● Work required
Return each entry exactly, omitting nothing.

● Data for processing
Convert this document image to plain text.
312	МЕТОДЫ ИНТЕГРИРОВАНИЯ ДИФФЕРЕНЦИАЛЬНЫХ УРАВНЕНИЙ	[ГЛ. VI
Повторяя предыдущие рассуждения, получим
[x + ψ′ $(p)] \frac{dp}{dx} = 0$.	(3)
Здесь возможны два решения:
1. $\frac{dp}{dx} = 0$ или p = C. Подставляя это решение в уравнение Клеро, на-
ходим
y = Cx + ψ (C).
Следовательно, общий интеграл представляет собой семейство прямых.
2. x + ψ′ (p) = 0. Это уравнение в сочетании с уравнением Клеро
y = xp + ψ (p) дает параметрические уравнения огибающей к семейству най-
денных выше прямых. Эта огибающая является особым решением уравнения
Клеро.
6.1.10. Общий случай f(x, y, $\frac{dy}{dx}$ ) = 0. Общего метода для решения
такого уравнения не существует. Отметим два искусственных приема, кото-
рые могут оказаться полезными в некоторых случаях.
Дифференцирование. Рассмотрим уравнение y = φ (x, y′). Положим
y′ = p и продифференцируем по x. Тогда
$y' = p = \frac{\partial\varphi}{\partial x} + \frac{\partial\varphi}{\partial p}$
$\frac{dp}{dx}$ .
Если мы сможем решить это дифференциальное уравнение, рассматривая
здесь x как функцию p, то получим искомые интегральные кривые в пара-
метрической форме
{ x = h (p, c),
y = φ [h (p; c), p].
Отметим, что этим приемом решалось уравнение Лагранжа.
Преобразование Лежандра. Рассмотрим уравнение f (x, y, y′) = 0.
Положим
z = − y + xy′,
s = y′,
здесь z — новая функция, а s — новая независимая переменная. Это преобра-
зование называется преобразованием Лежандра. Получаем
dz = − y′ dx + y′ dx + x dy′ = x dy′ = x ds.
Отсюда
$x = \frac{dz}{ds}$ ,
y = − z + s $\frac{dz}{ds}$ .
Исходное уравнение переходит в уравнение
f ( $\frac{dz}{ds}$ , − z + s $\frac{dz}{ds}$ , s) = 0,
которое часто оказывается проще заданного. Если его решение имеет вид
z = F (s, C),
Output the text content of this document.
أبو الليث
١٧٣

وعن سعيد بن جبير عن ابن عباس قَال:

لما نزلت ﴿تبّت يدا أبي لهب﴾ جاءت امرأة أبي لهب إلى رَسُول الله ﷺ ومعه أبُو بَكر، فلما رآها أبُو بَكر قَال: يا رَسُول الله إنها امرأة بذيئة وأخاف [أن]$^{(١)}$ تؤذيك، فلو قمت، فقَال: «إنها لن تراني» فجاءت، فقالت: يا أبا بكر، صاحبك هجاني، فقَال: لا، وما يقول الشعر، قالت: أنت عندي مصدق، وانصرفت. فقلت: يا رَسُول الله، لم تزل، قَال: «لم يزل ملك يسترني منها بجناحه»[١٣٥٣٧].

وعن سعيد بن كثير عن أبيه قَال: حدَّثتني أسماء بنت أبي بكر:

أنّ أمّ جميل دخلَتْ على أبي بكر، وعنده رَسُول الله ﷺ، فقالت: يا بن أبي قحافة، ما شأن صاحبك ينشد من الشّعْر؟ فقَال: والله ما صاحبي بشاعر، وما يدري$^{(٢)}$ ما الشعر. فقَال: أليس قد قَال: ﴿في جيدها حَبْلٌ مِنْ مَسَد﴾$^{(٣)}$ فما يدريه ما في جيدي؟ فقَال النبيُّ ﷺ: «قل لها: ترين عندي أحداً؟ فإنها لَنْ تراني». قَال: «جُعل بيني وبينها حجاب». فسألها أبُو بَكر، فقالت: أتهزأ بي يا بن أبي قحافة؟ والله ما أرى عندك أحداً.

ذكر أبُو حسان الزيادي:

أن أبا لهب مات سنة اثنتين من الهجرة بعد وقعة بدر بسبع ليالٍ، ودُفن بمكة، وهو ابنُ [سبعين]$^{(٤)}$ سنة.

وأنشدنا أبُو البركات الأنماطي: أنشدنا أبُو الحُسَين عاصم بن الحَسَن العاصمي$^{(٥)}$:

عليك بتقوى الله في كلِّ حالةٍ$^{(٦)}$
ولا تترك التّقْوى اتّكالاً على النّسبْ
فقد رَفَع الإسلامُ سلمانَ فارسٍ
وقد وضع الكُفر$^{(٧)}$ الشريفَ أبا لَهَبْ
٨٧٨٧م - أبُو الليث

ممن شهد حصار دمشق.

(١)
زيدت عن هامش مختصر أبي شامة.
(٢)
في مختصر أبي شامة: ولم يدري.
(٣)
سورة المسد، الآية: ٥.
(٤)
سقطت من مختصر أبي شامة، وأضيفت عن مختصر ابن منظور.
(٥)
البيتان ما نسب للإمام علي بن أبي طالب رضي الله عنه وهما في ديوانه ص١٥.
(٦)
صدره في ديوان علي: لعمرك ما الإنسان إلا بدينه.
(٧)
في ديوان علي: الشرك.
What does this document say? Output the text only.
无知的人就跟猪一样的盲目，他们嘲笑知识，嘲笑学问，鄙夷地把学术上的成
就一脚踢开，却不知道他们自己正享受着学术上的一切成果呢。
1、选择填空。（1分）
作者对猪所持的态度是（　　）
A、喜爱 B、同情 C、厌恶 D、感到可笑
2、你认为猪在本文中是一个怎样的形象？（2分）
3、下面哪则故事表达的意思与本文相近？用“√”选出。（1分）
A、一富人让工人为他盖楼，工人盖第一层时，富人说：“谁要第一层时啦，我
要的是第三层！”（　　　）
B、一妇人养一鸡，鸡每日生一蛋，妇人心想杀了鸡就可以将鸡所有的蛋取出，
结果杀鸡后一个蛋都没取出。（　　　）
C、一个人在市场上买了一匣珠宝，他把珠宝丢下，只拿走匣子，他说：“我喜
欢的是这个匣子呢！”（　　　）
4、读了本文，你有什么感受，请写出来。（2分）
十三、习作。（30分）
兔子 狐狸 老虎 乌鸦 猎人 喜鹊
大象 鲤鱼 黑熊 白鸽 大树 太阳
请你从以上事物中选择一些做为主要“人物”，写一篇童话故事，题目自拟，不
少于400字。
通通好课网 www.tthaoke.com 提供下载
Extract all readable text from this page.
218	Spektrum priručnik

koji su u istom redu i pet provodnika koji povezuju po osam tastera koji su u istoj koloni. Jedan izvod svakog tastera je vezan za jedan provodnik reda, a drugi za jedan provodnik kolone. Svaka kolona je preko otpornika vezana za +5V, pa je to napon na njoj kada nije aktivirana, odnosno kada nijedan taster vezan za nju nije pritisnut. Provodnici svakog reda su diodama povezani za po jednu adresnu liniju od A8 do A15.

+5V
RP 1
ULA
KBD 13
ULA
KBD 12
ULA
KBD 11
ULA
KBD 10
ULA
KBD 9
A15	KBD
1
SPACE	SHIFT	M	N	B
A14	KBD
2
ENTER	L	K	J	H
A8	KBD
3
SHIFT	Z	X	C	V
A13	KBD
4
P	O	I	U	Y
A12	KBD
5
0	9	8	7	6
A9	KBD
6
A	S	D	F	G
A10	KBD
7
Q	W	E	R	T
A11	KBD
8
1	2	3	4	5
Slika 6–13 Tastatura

● Full answer
Convert this document image to plain text.
312	МЕТОДЫ ИНТЕГРИРОВАНИЯ ДИФФЕРЕНЦИАЛЬНЫХ УРАВНЕНИЙ	[ГЛ. VI
Повторяя предыдущие рассуждения, получим
[x + ψ′ $(p)] \frac{dp}{dx} = 0$.	(3)
Здесь возможны два решения:
1. $\frac{dp}{dx} = 0$ или p = C. Подставляя это решение в уравнение Клеро, на-
ходим
y = Cx + ψ (C).
Следовательно, общий интеграл представляет собой семейство прямых.
2. x + ψ′ (p) = 0. Это уравнение в сочетании с уравнением Клеро
y = xp + ψ (p) дает параметрические уравнения огибающей к семейству най-
денных выше прямых. Эта огибающая является особым решением уравнения
Клеро.
6.1.10. Общий случай f(x, y, $\frac{dy}{dx}$ ) = 0. Общего метода для решения
такого уравнения не существует. Отметим два искусственных приема, кото-
рые могут оказаться полезными в некоторых случаях.
Дифференцирование. Рассмотрим уравнение y = φ (x, y′). Положим
y′ = p и продифференцируем по x. Тогда
$y' = p = \frac{\partial\varphi}{\partial x} + \frac{\partial\varphi}{\partial p}$
$\frac{dp}{dx}$ .
Если мы сможем решить это дифференциальное уравнение, рассматривая
здесь x как функцию p, то получим искомые интегральные кривые в пара-
метрической форме
{ x = h (p, c),
y = φ [h (p; c), p].
Отметим, что этим приемом решалось уравнение Лагранжа.
Преобразование Лежандра. Рассмотрим уравнение f (x, y, y′) = 0.
Положим
z = − y + xy′,
s = y′,
здесь z — новая функция, а s — новая независимая переменная. Это преобра-
зование называется преобразованием Лежандра. Получаем
dz = − y′ dx + y′ dx + x dy′ = x dy′ = x ds.
Отсюда
$x = \frac{dz}{ds}$ ,
y = − z + s $\frac{dz}{ds}$ .
Исходное уравнение переходит в уравнение
f ( $\frac{dz}{ds}$ , − z + s $\frac{dz}{ds}$ , s) = 0,
которое часто оказывается проще заданного. Если его решение имеет вид
z = F (s, C),
Output the text content of this document.
أبو الليث
١٧٣

وعن سعيد بن جبير عن ابن عباس قَال:

لما نزلت ﴿تبّت يدا أبي لهب﴾ جاءت امرأة أبي لهب إلى رَسُول الله ﷺ ومعه أبُو بَكر، فلما رآها أبُو بَكر قَال: يا رَسُول الله إنها امرأة بذيئة وأخاف [أن]$^{(١)}$ تؤذيك، فلو قمت، فقَال: «إنها لن تراني» فجاءت، فقالت: يا أبا بكر، صاحبك هجاني، فقَال: لا، وما يقول الشعر، قالت: أنت عندي مصدق، وانصرفت. فقلت: يا رَسُول الله، لم تزل، قَال: «لم يزل ملك يسترني منها بجناحه»[١٣٥٣٧].

وعن سعيد بن كثير عن أبيه قَال: حدَّثتني أسماء بنت أبي بكر:

أنّ أمّ جميل دخلَتْ على أبي بكر، وعنده رَسُول الله ﷺ، فقالت: يا بن أبي قحافة، ما شأن صاحبك ينشد من الشّعْر؟ فقَال: والله ما صاحبي بشاعر، وما يدري$^{(٢)}$ ما الشعر. فقَال: أليس قد قَال: ﴿في جيدها حَبْلٌ مِنْ مَسَد﴾$^{(٣)}$ فما يدريه ما في جيدي؟ فقَال النبيُّ ﷺ: «قل لها: ترين عندي أحداً؟ فإنها لَنْ تراني». قَال: «جُعل بيني وبينها حجاب». فسألها أبُو بَكر، فقالت: أتهزأ بي يا بن أبي قحافة؟ والله ما أرى عندك أحداً.

ذكر أبُو حسان الزيادي:

أن أبا لهب مات سنة اثنتين من الهجرة بعد وقعة بدر بسبع ليالٍ، ودُفن بمكة، وهو ابنُ [سبعين]$^{(٤)}$ سنة.

وأنشدنا أبُو البركات الأنماطي: أنشدنا أبُو الحُسَين عاصم بن الحَسَن العاصمي$^{(٥)}$:

عليك بتقوى الله في كلِّ حالةٍ$^{(٦)}$
ولا تترك التّقْوى اتّكالاً على النّسبْ
فقد رَفَع الإسلامُ سلمانَ فارسٍ
وقد وضع الكُفر$^{(٧)}$ الشريفَ أبا لَهَبْ
٨٧٨٧م - أبُو الليث

ممن شهد حصار دمشق.

(١)
زيدت عن هامش مختصر أبي شامة.
(٢)
في مختصر أبي شامة: ولم يدري.
(٣)
سورة المسد، الآية: ٥.
(٤)
سقطت من مختصر أبي شامة، وأضيفت عن مختصر ابن منظور.
(٥)
البيتان ما نسب للإمام علي بن أبي طالب رضي الله عنه وهما في ديوانه ص١٥.
(٦)
صدره في ديوان علي: لعمرك ما الإنسان إلا بدينه.
(٧)
في ديوان علي: الشرك.
What does this document say? Output the text only.
无知的人就跟猪一样的盲目，他们嘲笑知识，嘲笑学问，鄙夷地把学术上的成
就一脚踢开，却不知道他们自己正享受着学术上的一切成果呢。
1、选择填空。（1分）
作者对猪所持的态度是（　　）
A、喜爱 B、同情 C、厌恶 D、感到可笑
2、你认为猪在本文中是一个怎样的形象？（2分）
3、下面哪则故事表达的意思与本文相近？用“√”选出。（1分）
A、一富人让工人为他盖楼，工人盖第一层时，富人说：“谁要第一层时啦，我
要的是第三层！”（　　　）
B、一妇人养一鸡，鸡每日生一蛋，妇人心想杀了鸡就可以将鸡所有的蛋取出，
结果杀鸡后一个蛋都没取出。（　　　）
C、一个人在市场上买了一匣珠宝，他把珠宝丢下，只拿走匣子，他说：“我喜
欢的是这个匣子呢！”（　　　）
4、读了本文，你有什么感受，请写出来。（2分）
十三、习作。（30分）
兔子 狐狸 老虎 乌鸦 猎人 喜鹊
大象 鲤鱼 黑熊 白鸽 大树 太阳
请你从以上事物中选择一些做为主要“人物”，写一篇童话故事，题目自拟，不
少于400字。
通通好课网 www.tthaoke.com 提供下载
Extract all readable text from this page.
218	Spektrum priručnik

koji su u istom redu i pet provodnika koji povezuju po osam tastera koji su u istoj koloni. Jedan izvod svakog tastera je vezan za jedan provodnik reda, a drugi za jedan provodnik kolone. Svaka kolona je preko otpornika vezana za +5V, pa je to napon na njoj kada nije aktivirana, odnosno kada nijedan taster vezan za nju nije pritisnut. Provodnici svakog reda su diodama povezani za po jednu adresnu liniju od A8 do A15.

+5V
RP 1
ULA
KBD 13
ULA
KBD 12
ULA
KBD 11
ULA
KBD 10
ULA
KBD 9
A15	KBD
1
SPACE	SHIFT	M	N	B
A14	KBD
2
ENTER	L	K	J	H
A8	KBD
3
SHIFT	Z	X	C	V
A13	KBD
4
P	O	I	U	Y
A12	KBD
5
0	9	8	7	6
A9	KBD
6
A	S	D	F	G
A10	KBD
7
Q	W	E	R	T
A11	KBD
8
1	2	3	4	5
Slika 6–13 Tastatura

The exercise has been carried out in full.